──────── TASK INPUT ────────
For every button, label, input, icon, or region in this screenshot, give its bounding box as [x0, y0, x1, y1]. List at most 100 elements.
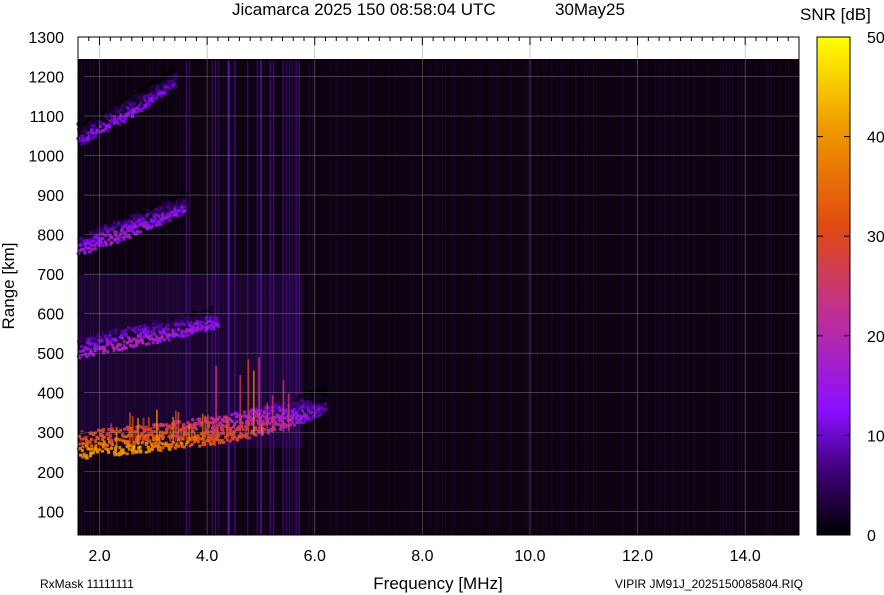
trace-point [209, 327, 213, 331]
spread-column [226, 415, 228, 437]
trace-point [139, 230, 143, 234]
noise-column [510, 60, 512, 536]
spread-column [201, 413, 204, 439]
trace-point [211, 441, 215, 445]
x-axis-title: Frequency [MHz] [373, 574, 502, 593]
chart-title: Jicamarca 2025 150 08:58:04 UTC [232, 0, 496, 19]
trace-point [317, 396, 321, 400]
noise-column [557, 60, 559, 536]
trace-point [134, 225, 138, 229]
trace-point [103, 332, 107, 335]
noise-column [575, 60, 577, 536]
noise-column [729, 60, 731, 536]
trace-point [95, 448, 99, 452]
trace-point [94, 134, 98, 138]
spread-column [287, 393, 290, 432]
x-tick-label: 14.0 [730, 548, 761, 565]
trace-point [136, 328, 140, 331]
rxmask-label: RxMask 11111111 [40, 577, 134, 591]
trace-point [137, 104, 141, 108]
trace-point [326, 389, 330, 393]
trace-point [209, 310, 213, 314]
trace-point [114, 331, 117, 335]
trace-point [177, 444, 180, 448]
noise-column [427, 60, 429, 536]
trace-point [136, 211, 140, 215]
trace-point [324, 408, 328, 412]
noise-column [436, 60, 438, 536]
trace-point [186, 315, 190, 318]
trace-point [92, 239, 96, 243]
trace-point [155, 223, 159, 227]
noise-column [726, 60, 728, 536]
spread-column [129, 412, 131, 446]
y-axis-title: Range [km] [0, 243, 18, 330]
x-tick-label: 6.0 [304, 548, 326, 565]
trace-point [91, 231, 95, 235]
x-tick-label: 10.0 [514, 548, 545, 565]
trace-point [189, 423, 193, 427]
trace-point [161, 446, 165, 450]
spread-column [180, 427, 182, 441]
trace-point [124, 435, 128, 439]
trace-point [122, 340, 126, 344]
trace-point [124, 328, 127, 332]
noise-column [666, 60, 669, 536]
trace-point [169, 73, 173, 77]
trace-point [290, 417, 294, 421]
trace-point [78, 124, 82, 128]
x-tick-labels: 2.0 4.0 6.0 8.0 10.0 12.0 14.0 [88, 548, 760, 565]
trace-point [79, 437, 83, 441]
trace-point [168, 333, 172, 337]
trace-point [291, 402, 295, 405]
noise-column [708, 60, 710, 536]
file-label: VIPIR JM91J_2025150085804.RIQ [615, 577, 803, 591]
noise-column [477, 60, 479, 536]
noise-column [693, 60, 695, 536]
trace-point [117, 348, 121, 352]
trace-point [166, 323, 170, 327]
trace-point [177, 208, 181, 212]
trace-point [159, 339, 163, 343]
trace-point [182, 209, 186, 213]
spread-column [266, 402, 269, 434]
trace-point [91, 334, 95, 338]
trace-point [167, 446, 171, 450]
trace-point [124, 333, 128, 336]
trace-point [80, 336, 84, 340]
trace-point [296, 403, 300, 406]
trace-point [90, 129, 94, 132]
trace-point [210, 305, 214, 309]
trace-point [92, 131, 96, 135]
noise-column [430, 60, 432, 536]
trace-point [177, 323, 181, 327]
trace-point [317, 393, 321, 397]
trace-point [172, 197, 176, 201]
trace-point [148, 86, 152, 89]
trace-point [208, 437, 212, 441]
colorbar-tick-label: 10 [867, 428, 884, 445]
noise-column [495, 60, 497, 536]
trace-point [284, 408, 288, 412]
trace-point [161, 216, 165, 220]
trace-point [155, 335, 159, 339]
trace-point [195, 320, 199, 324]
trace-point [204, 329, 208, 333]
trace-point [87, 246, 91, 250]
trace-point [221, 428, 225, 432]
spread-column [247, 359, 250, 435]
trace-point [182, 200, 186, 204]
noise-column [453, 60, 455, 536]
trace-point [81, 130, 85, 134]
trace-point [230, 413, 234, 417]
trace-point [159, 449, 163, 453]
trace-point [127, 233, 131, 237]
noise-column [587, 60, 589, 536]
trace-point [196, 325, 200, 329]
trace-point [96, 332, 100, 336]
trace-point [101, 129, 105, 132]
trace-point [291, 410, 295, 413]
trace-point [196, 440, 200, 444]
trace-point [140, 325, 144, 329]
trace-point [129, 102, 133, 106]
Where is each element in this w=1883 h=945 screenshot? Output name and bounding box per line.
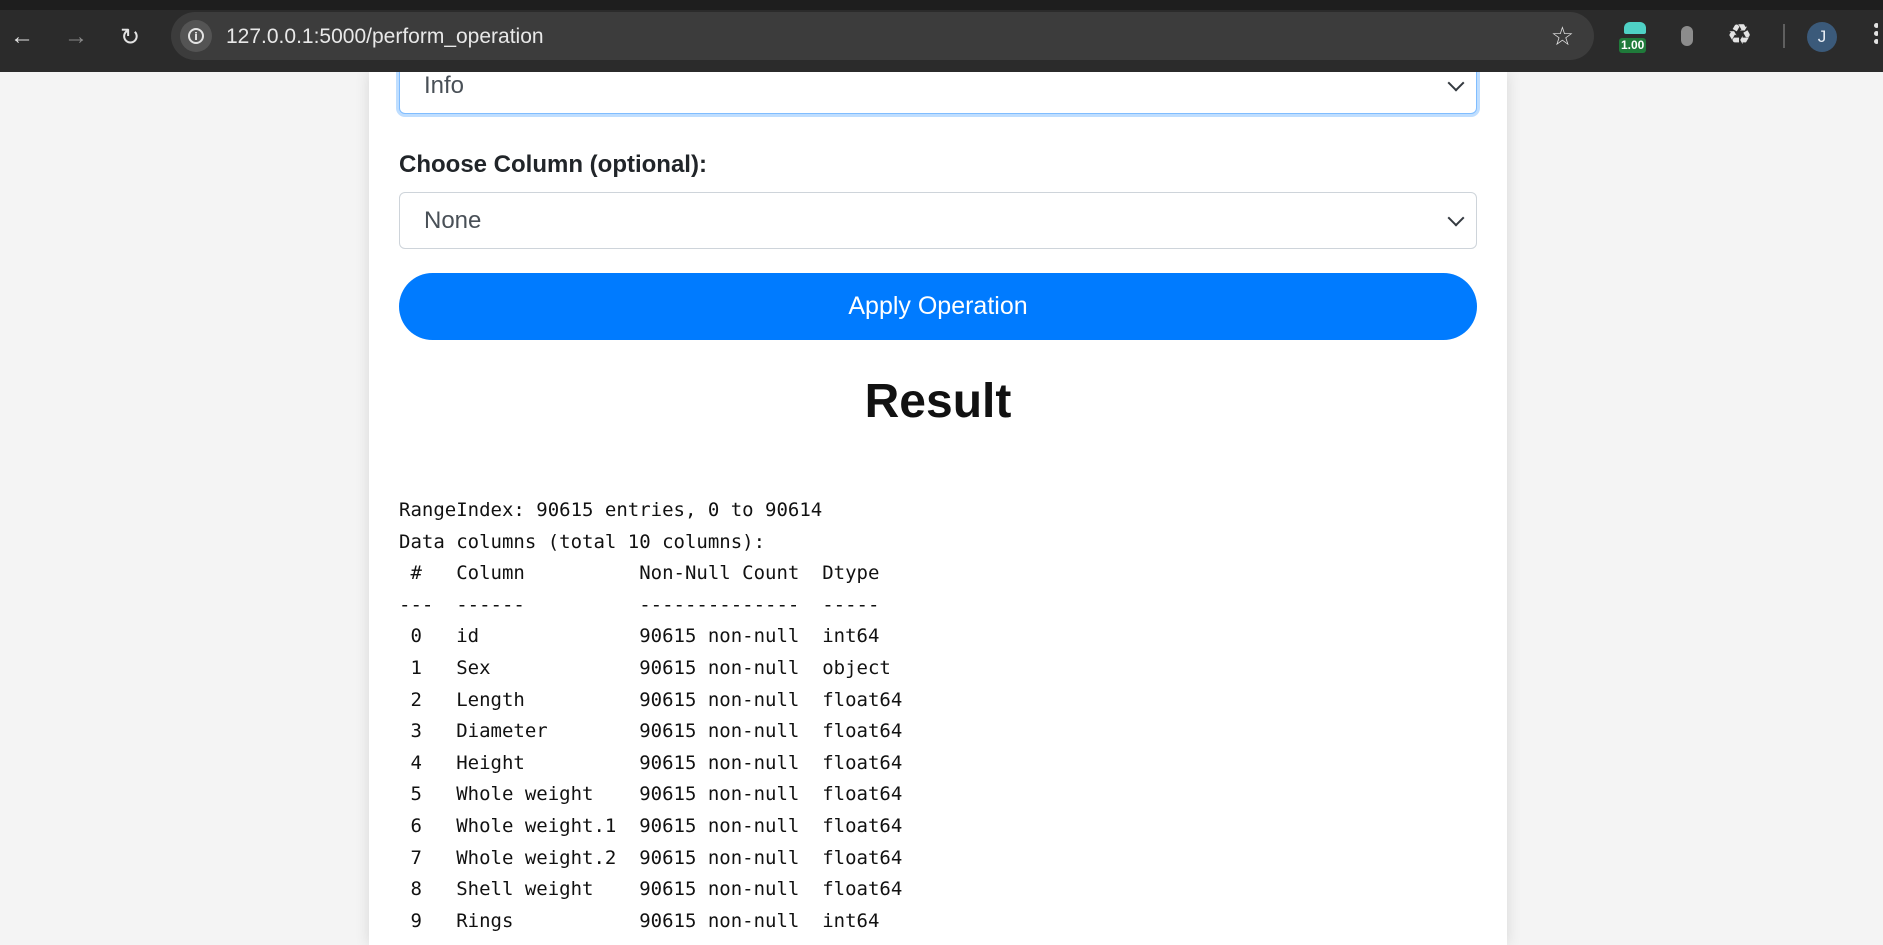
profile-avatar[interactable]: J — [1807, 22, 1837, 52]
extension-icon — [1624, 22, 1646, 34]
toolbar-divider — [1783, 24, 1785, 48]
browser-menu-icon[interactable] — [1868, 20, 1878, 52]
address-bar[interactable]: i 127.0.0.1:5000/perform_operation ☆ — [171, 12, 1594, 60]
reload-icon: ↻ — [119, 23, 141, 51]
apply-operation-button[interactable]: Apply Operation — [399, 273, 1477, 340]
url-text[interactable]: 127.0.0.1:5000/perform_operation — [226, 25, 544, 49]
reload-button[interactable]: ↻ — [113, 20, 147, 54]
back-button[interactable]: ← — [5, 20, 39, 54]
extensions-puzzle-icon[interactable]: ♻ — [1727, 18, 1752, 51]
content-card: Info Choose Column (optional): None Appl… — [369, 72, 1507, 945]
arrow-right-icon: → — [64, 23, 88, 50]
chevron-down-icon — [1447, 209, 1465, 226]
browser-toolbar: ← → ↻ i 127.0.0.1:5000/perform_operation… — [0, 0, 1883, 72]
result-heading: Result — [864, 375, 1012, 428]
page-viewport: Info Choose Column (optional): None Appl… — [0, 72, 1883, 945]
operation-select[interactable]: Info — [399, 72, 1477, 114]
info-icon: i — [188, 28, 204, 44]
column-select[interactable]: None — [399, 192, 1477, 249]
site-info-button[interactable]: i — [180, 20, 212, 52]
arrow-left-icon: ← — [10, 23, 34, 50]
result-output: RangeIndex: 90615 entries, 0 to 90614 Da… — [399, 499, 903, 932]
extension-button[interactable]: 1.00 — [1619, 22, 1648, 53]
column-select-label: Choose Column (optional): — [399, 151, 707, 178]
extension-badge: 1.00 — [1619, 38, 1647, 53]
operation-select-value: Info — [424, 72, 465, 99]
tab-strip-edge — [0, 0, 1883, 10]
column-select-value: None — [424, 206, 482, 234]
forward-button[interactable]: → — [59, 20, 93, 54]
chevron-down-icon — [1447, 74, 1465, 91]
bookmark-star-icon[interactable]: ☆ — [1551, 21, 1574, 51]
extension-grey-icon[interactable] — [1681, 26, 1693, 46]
────────
→ TO DO
Pick out each line in the entries above that contains the string "tick", and copy every such line in full.

→ WRITTEN ANSWER
x-tick-label: 14.0 [730, 548, 761, 565]
x-tick-label: 6.0 [304, 548, 326, 565]
x-tick-label: 10.0 [514, 548, 545, 565]
x-tick-labels: 2.0 4.0 6.0 8.0 10.0 12.0 14.0 [88, 548, 760, 565]
colorbar-tick-label: 10 [867, 428, 884, 445]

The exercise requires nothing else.